_SOURCE EXTRACT_
--------

Delta E color difference is a measure of color difference. The L*a*b color space was designed with intention to represent colors in a perceptually uniform way, meaning some change in value should result in equal or very similar change in perception. Since the color space was designed with this intention, the original CIE 1976 Delta E was just cartesian distance between two point in color space. Along with more research it became clear the CIE 1976 had some deficiencies and was followed by improved version CIE 1994 Delta E. The latest revision is CIE 2000 Delta E and is far from being a simple equation. For the reader to understand the rest of the post, it is enough to know this equations is math intensive, accepts two 3-dimensional vectors, and returns a single scalar value.

So, with the CIE 2000 Delta E standard no longer being a simple calculation, implementing it in SQL became cumbersome. Jaza, author of the SO question, managed to implement it in SQL (kudos!), but even with CTEs the code is still incomprehensible. And the code is slow, too. SQL just wasn't made for this.

In an effort to speed this up, I tested several approaches. I tested Jaza's SQL implementation, plpgsql implementation and my custom PostgreSQL C extension (more about this in another post). PostgreSQL officially supports Python as a server side procedural language, so this is also something to evaluate. Python is diverse and offers several options for implementation, depending on your needs for performance: pure Python, numpy, numba, cython.

For testing I used several configurations: pure SQL function (as written by Jaza), plpgsql function, my PostgreSQL C extension, pure Python function, Python function using NumPy, then I used Python module as a container for functions, and additionally tried to see if I can make numba JIT work on the server side.

The results are interesting, but first the setup.

Implementations

SQL, plpgsql and C implementations are just functions and there's not much wiggle room.

There are several Python implementations:

inline pure

inline pure jitted

inline numpy

inline numpy jitted

module pure

module pure jitted

module numpy

module numpy jitted

cython module

"Inline" or "module" defines if the function body is defined inline in CREATE FUNCTION statement or in a separate Python module, which is imported at execution.

"Numpy" or "pure" signifies the functions uses colormath code (which in turn uses numpy) or a pure Python implementation.

"Jitted" signifies the use of numba jitting capabilities.

Setup

I created the test database:

dropdb colors
createdb colors
psql colors -c 'create table color (rgb_r double precision, rgb_g double precision, rgb_b double precision, lab_l double precision, lab_a double precision, lab_b double precision);'

I then generated random test dataset and used the colormath module to convert the RGB colors to Lab colorspace in order for the values to represent a valid RGB value.

Benchmark

For benchmark I created a table with 20.000 random RGB colors, converted them to Lab color space and stored in database. Test case consists of running the distance function on whole table, comparing with a fixed value, in my case it was L=42.041, a=-9.105, b=-13.873. Each implementation was called 10 times on an idle laptop.

--------

_GIVEN RECORDS_
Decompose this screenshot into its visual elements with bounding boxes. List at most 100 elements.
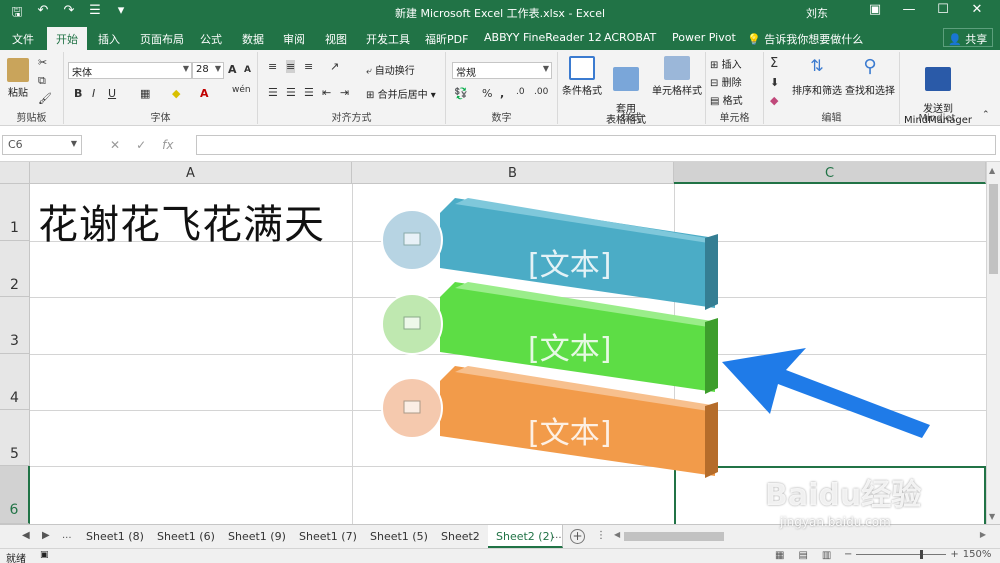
tab-home[interactable]: 开始 (47, 27, 87, 50)
macro-record-icon[interactable]: ▣ (40, 550, 49, 560)
tab-acrobat[interactable]: ACROBAT (604, 31, 656, 44)
column-header-a[interactable]: A (30, 162, 352, 184)
vertical-scrollbar[interactable]: ▲ ▼ (986, 162, 1000, 524)
decrease-decimal-icon[interactable]: .00 (534, 87, 548, 97)
page-break-view-icon[interactable]: ▥ (822, 550, 831, 561)
outdent-icon[interactable]: ⇥ (340, 86, 349, 99)
align-right-icon[interactable]: ☰ (304, 86, 314, 99)
tell-me-search[interactable]: 💡 告诉我你想要做什么 (747, 31, 863, 47)
sheet-tab[interactable]: Sheet1 (8) (78, 525, 153, 548)
tab-developer[interactable]: 开发工具 (366, 31, 410, 47)
conditional-format-button[interactable]: 条件格式 (562, 56, 602, 97)
share-button[interactable]: 👤 共享 (943, 28, 993, 47)
format-painter-icon[interactable]: 🖌 (38, 92, 52, 105)
font-color-icon[interactable]: A (200, 87, 209, 100)
sheet-tab[interactable]: Sheet1 (9) (220, 525, 295, 548)
zoom-level[interactable]: 150% (963, 549, 992, 560)
cell-a1[interactable]: 花谢花飞花满天 (38, 192, 325, 250)
zoom-in-icon[interactable]: + (950, 549, 958, 560)
orientation-icon[interactable]: ↗ (330, 60, 339, 73)
smartart-text-3[interactable]: [文本] (528, 408, 611, 452)
shrink-font-button[interactable]: A (244, 65, 251, 75)
zoom-slider[interactable] (856, 550, 947, 559)
align-top-icon[interactable]: ≡ (268, 60, 277, 73)
align-bottom-icon[interactable]: ≡ (304, 60, 313, 73)
underline-button[interactable]: U (108, 87, 116, 100)
merge-center-button[interactable]: ⊞ 合并后居中 ▾ (366, 86, 436, 101)
scroll-left-icon[interactable]: ◀ (614, 530, 620, 539)
accounting-icon[interactable]: 💱 (454, 87, 468, 100)
align-middle-icon[interactable]: ≡ (286, 60, 296, 73)
font-name-select[interactable]: 宋体 ▼ (68, 62, 192, 79)
italic-button[interactable]: I (92, 87, 95, 100)
autosum-icon[interactable]: Σ (770, 56, 778, 71)
bold-button[interactable]: B (74, 87, 82, 100)
number-format-select[interactable]: 常规 ▼ (452, 62, 552, 79)
next-sheet-icon[interactable]: ▶ (42, 530, 50, 541)
delete-cells-button[interactable]: ⊟ 删除 (710, 74, 742, 89)
tab-power-pivot[interactable]: Power Pivot (672, 31, 736, 44)
more-sheets-right[interactable]: ... (552, 530, 562, 541)
add-sheet-button[interactable]: + (570, 529, 585, 544)
phonetic-button[interactable]: wén (232, 85, 251, 95)
tab-foxit-pdf[interactable]: 福昕PDF (425, 31, 468, 47)
prev-sheet-icon[interactable]: ◀ (22, 530, 30, 541)
paste-button[interactable]: 粘贴 (4, 58, 32, 99)
minimize-icon[interactable]: — (892, 2, 926, 17)
cell-styles-button[interactable]: 单元格样式 (650, 56, 704, 97)
borders-icon[interactable]: ▦ (140, 87, 150, 100)
format-cells-button[interactable]: ▤ 格式 (710, 92, 743, 107)
collapse-ribbon-icon[interactable]: ⌃ (982, 110, 990, 120)
zoom-out-icon[interactable]: − (844, 549, 852, 560)
tab-file[interactable]: 文件 (12, 31, 34, 47)
tab-abbyy[interactable]: ABBYY FineReader 12 (484, 31, 602, 44)
horizontal-scrollbar[interactable]: ◀ ▶ (614, 530, 986, 543)
enter-icon[interactable]: ✓ (136, 138, 146, 152)
column-header-b[interactable]: B (352, 162, 674, 184)
sheet-tab[interactable]: Sheet1 (7) (291, 525, 366, 548)
comma-button[interactable]: , (500, 87, 504, 100)
insert-cells-button[interactable]: ⊞ 插入 (710, 56, 742, 71)
formula-input[interactable] (196, 135, 996, 155)
scroll-down-icon[interactable]: ▼ (989, 512, 995, 521)
find-select-button[interactable]: ⚲ 查找和选择 (844, 56, 896, 97)
select-all-corner[interactable] (0, 162, 30, 184)
percent-button[interactable]: % (482, 87, 492, 100)
tab-formulas[interactable]: 公式 (200, 31, 222, 47)
insert-function-icon[interactable]: fx (162, 138, 173, 152)
wrap-text-button[interactable]: ⤶ 自动换行 (366, 62, 415, 77)
ribbon-display-icon[interactable]: ▣ (858, 2, 892, 17)
row-header-6[interactable]: 6 (0, 466, 30, 524)
increase-decimal-icon[interactable]: .0 (516, 87, 525, 97)
tab-view[interactable]: 视图 (325, 31, 347, 47)
row-header-2[interactable]: 2 (0, 241, 30, 297)
smartart-text-2[interactable]: [文本] (528, 324, 611, 368)
tab-review[interactable]: 审阅 (283, 31, 305, 47)
scroll-thumb[interactable] (989, 184, 998, 274)
row-header-3[interactable]: 3 (0, 297, 30, 354)
tab-page-layout[interactable]: 页面布局 (140, 31, 184, 47)
zoom-slider-knob[interactable] (920, 550, 924, 559)
cut-icon[interactable]: ✂ (38, 56, 47, 69)
maximize-icon[interactable]: ☐ (926, 2, 960, 17)
name-box[interactable]: C6 ▼ (2, 135, 82, 155)
scroll-right-icon[interactable]: ▶ (980, 530, 986, 539)
smartart-text-1[interactable]: [文本] (528, 240, 611, 284)
sheet-tab[interactable]: Sheet1 (6) (149, 525, 224, 548)
smartart-graphic[interactable]: [文本] [文本] [文本] (380, 198, 730, 480)
cancel-icon[interactable]: ✕ (110, 138, 120, 152)
row-header-4[interactable]: 4 (0, 354, 30, 410)
sheet-tab[interactable]: Sheet2 (433, 525, 489, 548)
page-layout-view-icon[interactable]: ▤ (798, 550, 807, 561)
align-left-icon[interactable]: ☰ (268, 86, 278, 99)
normal-view-icon[interactable]: ▦ (775, 550, 784, 561)
clear-icon[interactable]: ◆ (770, 94, 778, 107)
more-sheets-left[interactable]: ... (62, 530, 72, 541)
scroll-up-icon[interactable]: ▲ (989, 166, 995, 175)
tab-insert[interactable]: 插入 (98, 31, 120, 47)
fill-color-icon[interactable]: ◆ (172, 87, 180, 100)
tab-data[interactable]: 数据 (242, 31, 264, 47)
copy-icon[interactable]: ⧉ (38, 74, 46, 88)
close-icon[interactable]: ✕ (960, 2, 994, 17)
column-header-c[interactable]: C (674, 162, 986, 184)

--------

_SET TASKS_
**a.** Can you render the listing's lines, starting at the line containing "tab-home[interactable]: 开始 (47, 27, 87, 50)" and ending at the line containing "font-name-select[interactable]: 宋体 ▼", as a JSON list of strings with one string per line and blank lines omitted?
**b.** Could you continue the piece on benchmarking CIE 2000 Delta E implementations in PostgreSQL from the point where it stops?

_ANSWERS FOR THE EXERCISE_
**a.**
[
  "tab-home[interactable]: 开始 (47, 27, 87, 50)",
  "macro-record-icon[interactable]: ▣ (40, 550, 49, 560)",
  "tab-acrobat[interactable]: ACROBAT (604, 31, 656, 44)",
  "column-header-a[interactable]: A (30, 162, 352, 184)",
  "vertical-scrollbar[interactable]: ▲ ▼ (986, 162, 1000, 524)",
  "decrease-decimal-icon[interactable]: .00 (534, 87, 548, 97)",
  "page-break-view-icon[interactable]: ▥ (822, 550, 831, 561)",
  "outdent-icon[interactable]: ⇥ (340, 86, 349, 99)",
  "align-right-icon[interactable]: ☰ (304, 86, 314, 99)",
  "tell-me-search[interactable]: 💡 告诉我你想要做什么 (747, 31, 863, 47)",
  "sheet-tab[interactable]: Sheet1 (8) (78, 525, 153, 548)",
  "tab-developer[interactable]: 开发工具 (366, 31, 410, 47)",
  "conditional-format-button[interactable]: 条件格式 (562, 56, 602, 97)",
  "share-button[interactable]: 👤 共享 (943, 28, 993, 47)",
  "format-painter-icon[interactable]: 🖌 (38, 92, 52, 105)",
  "font-color-icon[interactable]: A (200, 87, 209, 100)",
  "sheet-tab[interactable]: Sheet1 (9) (220, 525, 295, 548)",
  "zoom-level[interactable]: 150% (963, 549, 992, 560)",
  "cell-a1[interactable]: 花谢花飞花满天 (38, 192, 325, 250)",
  "zoom-in-icon[interactable]: + (950, 549, 958, 560)",
  "orientation-icon[interactable]: ↗ (330, 60, 339, 73)",
  "smartart-text-3[interactable]: [文本] (528, 408, 611, 452)",
  "shrink-font-button[interactable]: A (244, 65, 251, 75)",
  "zoom-slider[interactable] (856, 550, 947, 559)",
  "align-top-icon[interactable]: ≡ (268, 60, 277, 73)",
  "align-bottom-icon[interactable]: ≡ (304, 60, 313, 73)",
  "underline-button[interactable]: U (108, 87, 116, 100)",
  "merge-center-button[interactable]: ⊞ 合并后居中 ▾ (366, 86, 436, 101)",
  "scroll-left-icon[interactable]: ◀ (614, 530, 620, 539)",
  "accounting-icon[interactable]: 💱 (454, 87, 468, 100)",
  "align-middle-icon[interactable]: ≡ (286, 60, 296, 73)",
  "font-name-select[interactable]: 宋体 ▼ (68, 62, 192, 79)"
]

**b.**
Reusing connections

First run was with connection reuse:

Implementation	Minimum	Average	Maximum	Speedup
SQL	11.3849	11.8725	12.5735	1.0
plpgsql	0.8482	0.8786	0.9386	13.5
C extension	0.0550	0.0593	0.0715	200.3
Py inline pure	0.5735	0.6166	0.6651	19.3
Py inline pure JIT	0.8567	1.2102	3.8561	9.8
Py inline pure JIT cached	0.8730	0.9800	1.2758	12.1
Py inline numpy	6.2782	6.5544	6.8891	1.8
Py module pure	0.6055	0.6445	0.6936	18.4
Py module pure JIT	0.2837	0.4468	1.7373	26.6
Py module pure JIT cached	0.2878	0.4241	1.4920	28.0
Py module pure cython	0.4944	0.5123	0.5600	23.2
Py module numpy	6.0890	6.4830	7.7312	1.8
Py module numpy JIT	6.0668	6.5032	7.5097	1.8
Py module numpy JIT cached	6.0912	6.5865	7.3711	1.8

SQL is slowest with 11 seconds for 20k rows. C extension is fastest, with 55 to 72 miliseconds and offers a speedup of 200x.

In between there's Python. All numpy implementations are a bit less than 2x faster than SQL. Using numpy in plpython is slow, since the data needs to be copied to numpy array before it is processed. This is a costly operation and it shows. Inline numpy with numba JIT took far longer that SQL against which I am comparing so I didn't test it at all.

Pure Python implementations do better and are about 19x faster than SQL. By defining function inline instead of in module it was 4% faster, but that can make logic harder to maintain. However, when using numba JIT, defining function inline slows down execution to 12x faster, and defining function in module speeds it up to 28x faster. Apparently defining function inline makes JIT less effective. All numba decorated functions also have an initialization penalty, where the first run is significantly slower, most obvious with pure jit module.

Caching with numba does not seem to help. It does have one extra requirement, since the server process needs write permissions on directory next to python module in order to write cached data to disk.

I also tested a Cython implementation, at 23x it was faster than pure Python, but slower than numba.

New connections

Second run was with new connection for every execution:

Implementation	Minimum	Average	Maximum	Speedup
SQL	11.5494	12.0963	12.7010	1.0
plpgsql	0.9093	1.0696	1.2528	11.3
C extension	0.0977	0.1129	0.1325	107.2
Py inline pure	0.6567	0.7199	0.8560	16.8
Py inline pure JIT	1.2135	1.3678	1.6060	8.8
Py inline pure JIT cached	1.1845	1.2449	1.3095	9.7
Py inline numpy	6.0845	6.4325	6.7866	1.9
Py module pure	0.6414	0.6754	0.7062	17.9
Py module pure JIT	1.4029	1.4491	1.5507	8.3
Py module pure JIT cached	1.4275	1.5280	1.6158	7.9
Py module pure cython	0.5374	0.5874	0.6513	20.6
Py module numpy	7.1427	7.3657	7.5970	1.6
Py module numpy JIT	7.2352	7.4535	7.7606	1.6
Py module numpy JIT cached	7.3986	7.5940	7.9226	1.6

When including connection overhead there are significant reductions in performance. It is important to understand how PostgreSQL implements plpython and server processes in general. After connecting, PostgreSQL forks a process for client. If you run any plpython functions, this process then loads Python interpreter, also adding some overhead.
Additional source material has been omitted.